> **TO DO**: Quote all of the data exactly as given. Skip every picture it contains.

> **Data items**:

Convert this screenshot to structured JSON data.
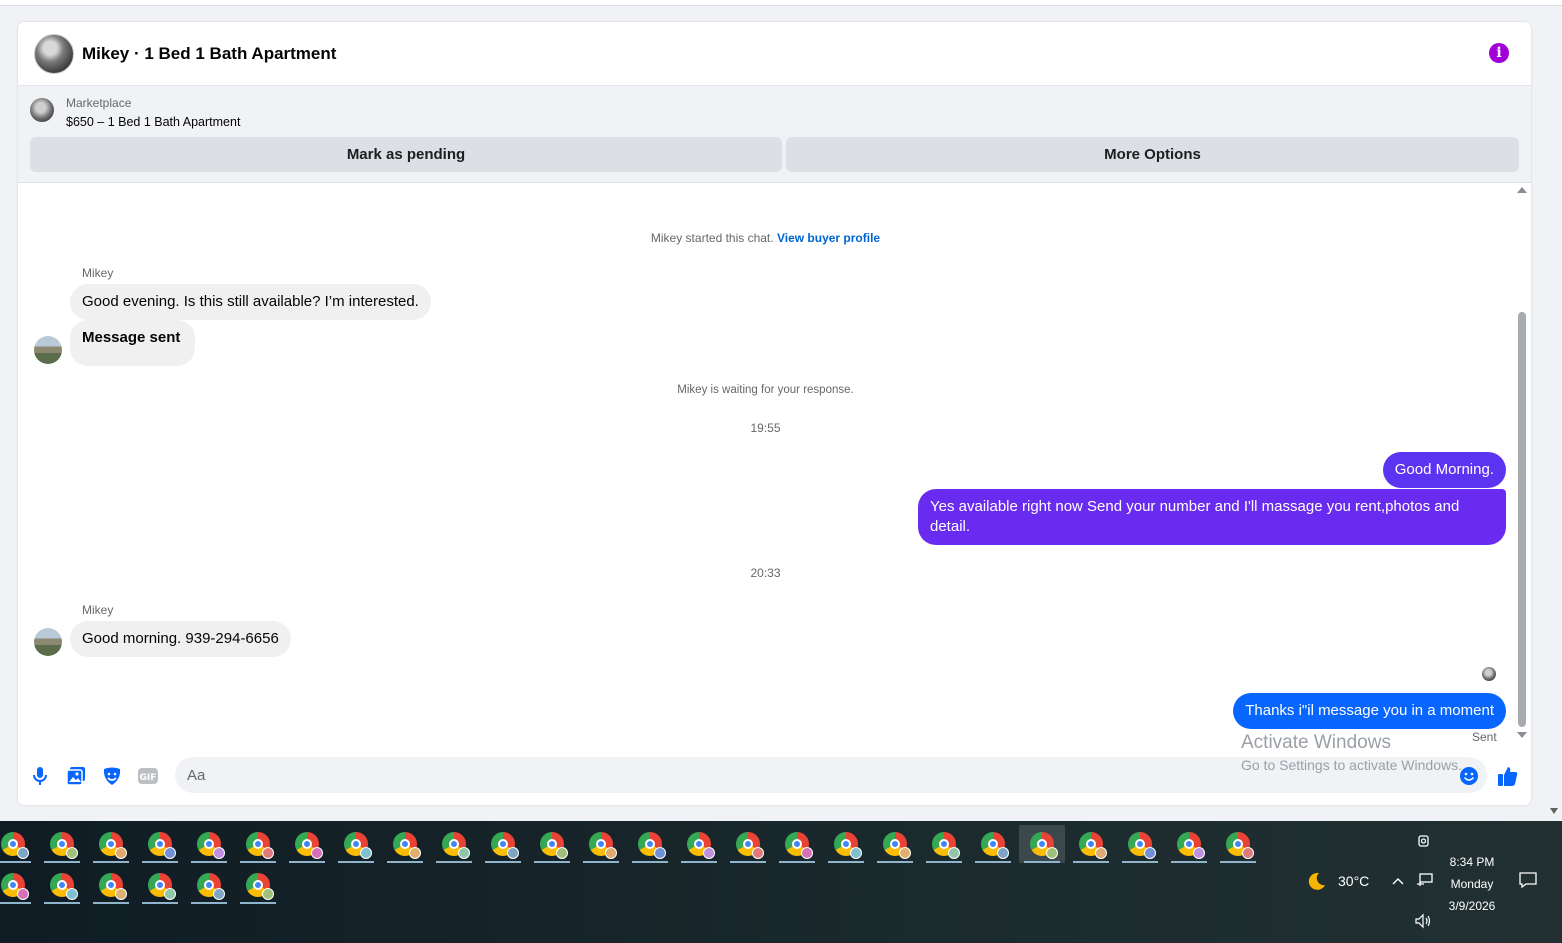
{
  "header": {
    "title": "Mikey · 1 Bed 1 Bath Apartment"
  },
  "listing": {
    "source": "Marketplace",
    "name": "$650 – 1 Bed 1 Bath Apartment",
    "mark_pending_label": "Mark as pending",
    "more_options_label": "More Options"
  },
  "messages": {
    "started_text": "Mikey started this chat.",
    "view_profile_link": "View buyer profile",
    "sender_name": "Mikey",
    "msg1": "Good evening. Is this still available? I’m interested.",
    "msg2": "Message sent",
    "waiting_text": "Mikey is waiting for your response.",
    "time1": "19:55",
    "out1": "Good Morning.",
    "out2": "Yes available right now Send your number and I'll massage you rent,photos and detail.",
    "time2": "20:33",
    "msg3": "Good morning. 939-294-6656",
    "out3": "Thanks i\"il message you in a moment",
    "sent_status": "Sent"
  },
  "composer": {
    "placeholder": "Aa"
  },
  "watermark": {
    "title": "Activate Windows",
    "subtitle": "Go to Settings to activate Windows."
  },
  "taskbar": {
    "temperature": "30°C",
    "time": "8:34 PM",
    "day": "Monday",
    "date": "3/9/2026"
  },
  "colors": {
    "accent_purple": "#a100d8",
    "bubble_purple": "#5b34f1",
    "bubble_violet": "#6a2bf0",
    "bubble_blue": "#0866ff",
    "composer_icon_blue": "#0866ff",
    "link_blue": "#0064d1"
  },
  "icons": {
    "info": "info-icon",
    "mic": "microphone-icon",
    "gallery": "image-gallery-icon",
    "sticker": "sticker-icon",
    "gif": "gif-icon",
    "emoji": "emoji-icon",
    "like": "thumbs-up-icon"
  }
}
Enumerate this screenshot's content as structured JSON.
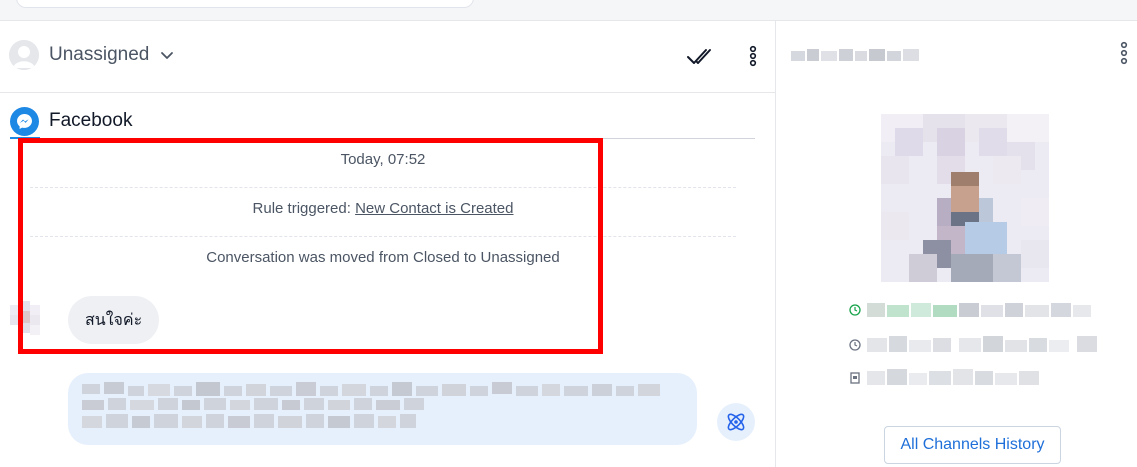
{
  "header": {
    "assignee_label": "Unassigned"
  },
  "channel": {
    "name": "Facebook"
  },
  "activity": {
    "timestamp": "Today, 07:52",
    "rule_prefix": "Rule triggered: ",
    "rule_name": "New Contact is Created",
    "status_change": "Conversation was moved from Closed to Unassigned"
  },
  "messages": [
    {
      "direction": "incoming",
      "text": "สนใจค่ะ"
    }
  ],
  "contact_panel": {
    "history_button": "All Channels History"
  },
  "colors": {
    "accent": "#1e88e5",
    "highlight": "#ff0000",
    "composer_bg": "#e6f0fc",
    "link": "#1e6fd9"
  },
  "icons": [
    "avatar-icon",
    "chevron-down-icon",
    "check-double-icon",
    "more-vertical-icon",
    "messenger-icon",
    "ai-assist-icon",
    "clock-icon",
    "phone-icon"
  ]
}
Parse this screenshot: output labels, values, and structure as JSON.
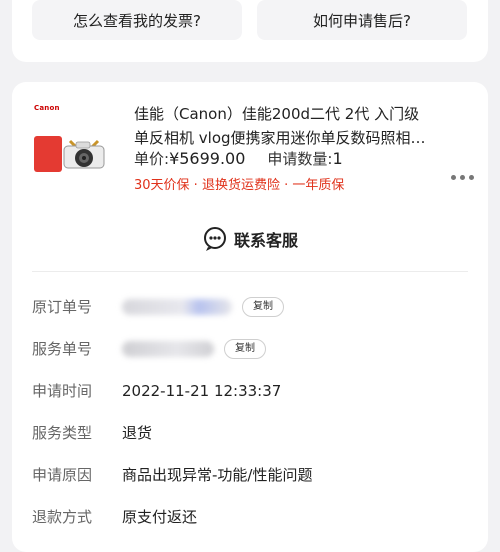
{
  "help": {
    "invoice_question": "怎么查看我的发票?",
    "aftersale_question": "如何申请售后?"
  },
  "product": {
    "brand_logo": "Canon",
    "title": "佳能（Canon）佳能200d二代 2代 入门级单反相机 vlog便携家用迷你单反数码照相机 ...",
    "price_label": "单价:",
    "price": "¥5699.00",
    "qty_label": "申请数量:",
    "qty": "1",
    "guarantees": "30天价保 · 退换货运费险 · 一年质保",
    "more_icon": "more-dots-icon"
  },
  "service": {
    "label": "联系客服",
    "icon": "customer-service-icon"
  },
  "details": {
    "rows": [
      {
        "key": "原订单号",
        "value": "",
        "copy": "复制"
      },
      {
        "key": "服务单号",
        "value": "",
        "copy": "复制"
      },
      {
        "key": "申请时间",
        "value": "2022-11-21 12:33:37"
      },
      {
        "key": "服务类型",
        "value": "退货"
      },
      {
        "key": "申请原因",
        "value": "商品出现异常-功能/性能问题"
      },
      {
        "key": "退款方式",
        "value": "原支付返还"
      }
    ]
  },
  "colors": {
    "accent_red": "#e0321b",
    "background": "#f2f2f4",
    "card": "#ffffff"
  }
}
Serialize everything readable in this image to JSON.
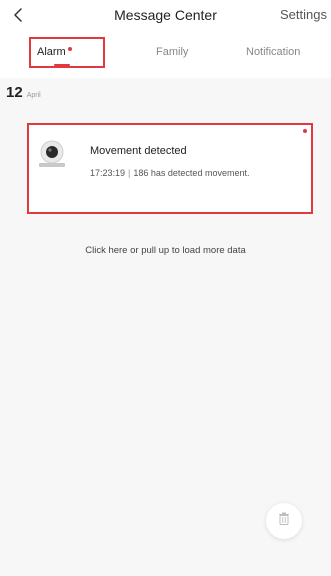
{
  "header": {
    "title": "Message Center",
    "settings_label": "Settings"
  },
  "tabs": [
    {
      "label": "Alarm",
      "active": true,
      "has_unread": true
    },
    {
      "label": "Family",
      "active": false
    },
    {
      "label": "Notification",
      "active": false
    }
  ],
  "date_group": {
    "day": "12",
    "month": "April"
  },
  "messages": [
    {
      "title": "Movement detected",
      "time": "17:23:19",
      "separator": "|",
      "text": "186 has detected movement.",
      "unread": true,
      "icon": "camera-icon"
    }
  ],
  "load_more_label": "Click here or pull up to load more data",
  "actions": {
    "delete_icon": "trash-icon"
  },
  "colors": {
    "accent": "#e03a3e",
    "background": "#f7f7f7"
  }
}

> **TASK ANSWER**:
Convert this screenshot to structured JSON data.
{
  "header": {
    "title": "Mikey · 1 Bed 1 Bath Apartment"
  },
  "listing": {
    "source": "Marketplace",
    "name": "$650 – 1 Bed 1 Bath Apartment",
    "mark_pending_label": "Mark as pending",
    "more_options_label": "More Options"
  },
  "messages": {
    "started_text": "Mikey started this chat.",
    "view_profile_link": "View buyer profile",
    "sender_name": "Mikey",
    "msg1": "Good evening. Is this still available? I’m interested.",
    "msg2": "Message sent",
    "waiting_text": "Mikey is waiting for your response.",
    "time1": "19:55",
    "out1": "Good Morning.",
    "out2": "Yes available right now Send your number and I'll massage you rent,photos and detail.",
    "time2": "20:33",
    "msg3": "Good morning. 939-294-6656",
    "out3": "Thanks i\"il message you in a moment",
    "sent_status": "Sent"
  },
  "composer": {
    "placeholder": "Aa"
  },
  "watermark": {
    "title": "Activate Windows",
    "subtitle": "Go to Settings to activate Windows."
  },
  "taskbar": {
    "temperature": "30°C",
    "time": "8:34 PM",
    "day": "Monday",
    "date": "3/9/2026"
  },
  "colors": {
    "accent_purple": "#a100d8",
    "bubble_purple": "#5b34f1",
    "bubble_violet": "#6a2bf0",
    "bubble_blue": "#0866ff",
    "composer_icon_blue": "#0866ff",
    "link_blue": "#0064d1"
  },
  "icons": {
    "info": "info-icon",
    "mic": "microphone-icon",
    "gallery": "image-gallery-icon",
    "sticker": "sticker-icon",
    "gif": "gif-icon",
    "emoji": "emoji-icon",
    "like": "thumbs-up-icon"
  }
}
Enumerate this screenshot's content as structured JSON.
{
  "header": {
    "assignee_label": "Unassigned"
  },
  "channel": {
    "name": "Facebook"
  },
  "activity": {
    "timestamp": "Today, 07:52",
    "rule_prefix": "Rule triggered: ",
    "rule_name": "New Contact is Created",
    "status_change": "Conversation was moved from Closed to Unassigned"
  },
  "messages": [
    {
      "direction": "incoming",
      "text": "สนใจค่ะ"
    }
  ],
  "contact_panel": {
    "history_button": "All Channels History"
  },
  "colors": {
    "accent": "#1e88e5",
    "highlight": "#ff0000",
    "composer_bg": "#e6f0fc",
    "link": "#1e6fd9"
  },
  "icons": [
    "avatar-icon",
    "chevron-down-icon",
    "check-double-icon",
    "more-vertical-icon",
    "messenger-icon",
    "ai-assist-icon",
    "clock-icon",
    "phone-icon"
  ]
}
Parse this screenshot: output labels, values, and structure as JSON.
{
  "help": {
    "invoice_question": "怎么查看我的发票?",
    "aftersale_question": "如何申请售后?"
  },
  "product": {
    "brand_logo": "Canon",
    "title": "佳能（Canon）佳能200d二代 2代 入门级单反相机 vlog便携家用迷你单反数码照相机 ...",
    "price_label": "单价:",
    "price": "¥5699.00",
    "qty_label": "申请数量:",
    "qty": "1",
    "guarantees": "30天价保 · 退换货运费险 · 一年质保",
    "more_icon": "more-dots-icon"
  },
  "service": {
    "label": "联系客服",
    "icon": "customer-service-icon"
  },
  "details": {
    "rows": [
      {
        "key": "原订单号",
        "value": "",
        "copy": "复制"
      },
      {
        "key": "服务单号",
        "value": "",
        "copy": "复制"
      },
      {
        "key": "申请时间",
        "value": "2022-11-21 12:33:37"
      },
      {
        "key": "服务类型",
        "value": "退货"
      },
      {
        "key": "申请原因",
        "value": "商品出现异常-功能/性能问题"
      },
      {
        "key": "退款方式",
        "value": "原支付返还"
      }
    ]
  },
  "colors": {
    "accent_red": "#e0321b",
    "background": "#f2f2f4",
    "card": "#ffffff"
  }
}
Serialize everything readable in this image to JSON.
{
  "header": {
    "title": "Message Center",
    "settings_label": "Settings"
  },
  "tabs": [
    {
      "label": "Alarm",
      "active": true,
      "has_unread": true
    },
    {
      "label": "Family",
      "active": false
    },
    {
      "label": "Notification",
      "active": false
    }
  ],
  "date_group": {
    "day": "12",
    "month": "April"
  },
  "messages": [
    {
      "title": "Movement detected",
      "time": "17:23:19",
      "separator": "|",
      "text": "186 has detected movement.",
      "unread": true,
      "icon": "camera-icon"
    }
  ],
  "load_more_label": "Click here or pull up to load more data",
  "actions": {
    "delete_icon": "trash-icon"
  },
  "colors": {
    "accent": "#e03a3e",
    "background": "#f7f7f7"
  }
}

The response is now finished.